START

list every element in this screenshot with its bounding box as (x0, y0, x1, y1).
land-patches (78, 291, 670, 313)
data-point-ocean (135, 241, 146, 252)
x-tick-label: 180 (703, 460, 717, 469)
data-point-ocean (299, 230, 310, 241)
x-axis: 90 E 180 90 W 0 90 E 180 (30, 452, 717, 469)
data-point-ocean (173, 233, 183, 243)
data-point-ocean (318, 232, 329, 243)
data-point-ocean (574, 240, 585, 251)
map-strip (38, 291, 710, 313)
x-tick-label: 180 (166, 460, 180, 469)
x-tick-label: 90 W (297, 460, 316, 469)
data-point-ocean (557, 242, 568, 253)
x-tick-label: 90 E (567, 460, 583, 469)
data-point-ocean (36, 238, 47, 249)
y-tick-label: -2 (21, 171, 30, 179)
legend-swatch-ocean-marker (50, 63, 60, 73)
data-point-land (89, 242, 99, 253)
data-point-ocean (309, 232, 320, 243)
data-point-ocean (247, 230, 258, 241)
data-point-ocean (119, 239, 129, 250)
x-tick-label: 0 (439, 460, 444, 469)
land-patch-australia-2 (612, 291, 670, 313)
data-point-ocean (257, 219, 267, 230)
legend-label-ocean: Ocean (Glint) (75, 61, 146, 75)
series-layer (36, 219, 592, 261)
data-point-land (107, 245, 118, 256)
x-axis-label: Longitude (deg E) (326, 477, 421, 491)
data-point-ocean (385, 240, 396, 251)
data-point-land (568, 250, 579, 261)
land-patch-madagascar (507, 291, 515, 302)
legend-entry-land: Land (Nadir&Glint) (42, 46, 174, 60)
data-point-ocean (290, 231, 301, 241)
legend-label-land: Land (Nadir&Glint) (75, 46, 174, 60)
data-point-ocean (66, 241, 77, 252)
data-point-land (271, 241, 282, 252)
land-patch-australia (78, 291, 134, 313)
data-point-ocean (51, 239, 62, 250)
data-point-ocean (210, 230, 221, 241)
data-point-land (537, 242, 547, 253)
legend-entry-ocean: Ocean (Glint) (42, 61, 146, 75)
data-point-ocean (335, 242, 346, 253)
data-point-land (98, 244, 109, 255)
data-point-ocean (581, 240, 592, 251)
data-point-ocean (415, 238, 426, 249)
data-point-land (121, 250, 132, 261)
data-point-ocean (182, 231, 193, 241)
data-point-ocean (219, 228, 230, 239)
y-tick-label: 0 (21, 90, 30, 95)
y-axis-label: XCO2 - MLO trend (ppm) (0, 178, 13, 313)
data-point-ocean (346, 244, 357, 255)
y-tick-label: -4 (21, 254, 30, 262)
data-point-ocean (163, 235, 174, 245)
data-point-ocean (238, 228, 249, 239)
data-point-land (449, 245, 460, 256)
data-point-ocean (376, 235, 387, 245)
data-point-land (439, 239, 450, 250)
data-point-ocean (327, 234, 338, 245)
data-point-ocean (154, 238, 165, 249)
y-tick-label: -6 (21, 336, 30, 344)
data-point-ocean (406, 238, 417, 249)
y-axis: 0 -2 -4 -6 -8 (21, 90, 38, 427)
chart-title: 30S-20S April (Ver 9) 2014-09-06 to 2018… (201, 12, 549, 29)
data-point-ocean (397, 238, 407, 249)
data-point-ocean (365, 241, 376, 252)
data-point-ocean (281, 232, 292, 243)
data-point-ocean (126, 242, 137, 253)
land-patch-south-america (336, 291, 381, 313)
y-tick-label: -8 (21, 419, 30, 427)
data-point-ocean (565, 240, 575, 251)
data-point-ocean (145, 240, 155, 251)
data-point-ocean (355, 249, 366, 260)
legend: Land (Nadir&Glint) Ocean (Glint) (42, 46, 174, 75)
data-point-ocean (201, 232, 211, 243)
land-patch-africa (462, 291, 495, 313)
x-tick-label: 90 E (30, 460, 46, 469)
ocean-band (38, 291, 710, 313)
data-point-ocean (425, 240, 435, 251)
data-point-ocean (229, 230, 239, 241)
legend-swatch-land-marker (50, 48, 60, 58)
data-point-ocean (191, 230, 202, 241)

END

Copy the data word for word, from its very beginning down to and including the line that holds "data-point-ocean (309, 232, 320, 243)".

> **Written reply**
list every element in this screenshot with its bounding box as (x0, y0, x1, y1).
land-patches (78, 291, 670, 313)
data-point-ocean (135, 241, 146, 252)
x-tick-label: 180 (703, 460, 717, 469)
data-point-ocean (299, 230, 310, 241)
x-axis: 90 E 180 90 W 0 90 E 180 (30, 452, 717, 469)
data-point-ocean (173, 233, 183, 243)
data-point-ocean (318, 232, 329, 243)
data-point-ocean (574, 240, 585, 251)
map-strip (38, 291, 710, 313)
x-tick-label: 180 (166, 460, 180, 469)
x-tick-label: 90 W (297, 460, 316, 469)
data-point-ocean (557, 242, 568, 253)
x-tick-label: 90 E (567, 460, 583, 469)
data-point-ocean (36, 238, 47, 249)
y-tick-label: -2 (21, 171, 30, 179)
legend-swatch-ocean-marker (50, 63, 60, 73)
data-point-land (89, 242, 99, 253)
data-point-ocean (309, 232, 320, 243)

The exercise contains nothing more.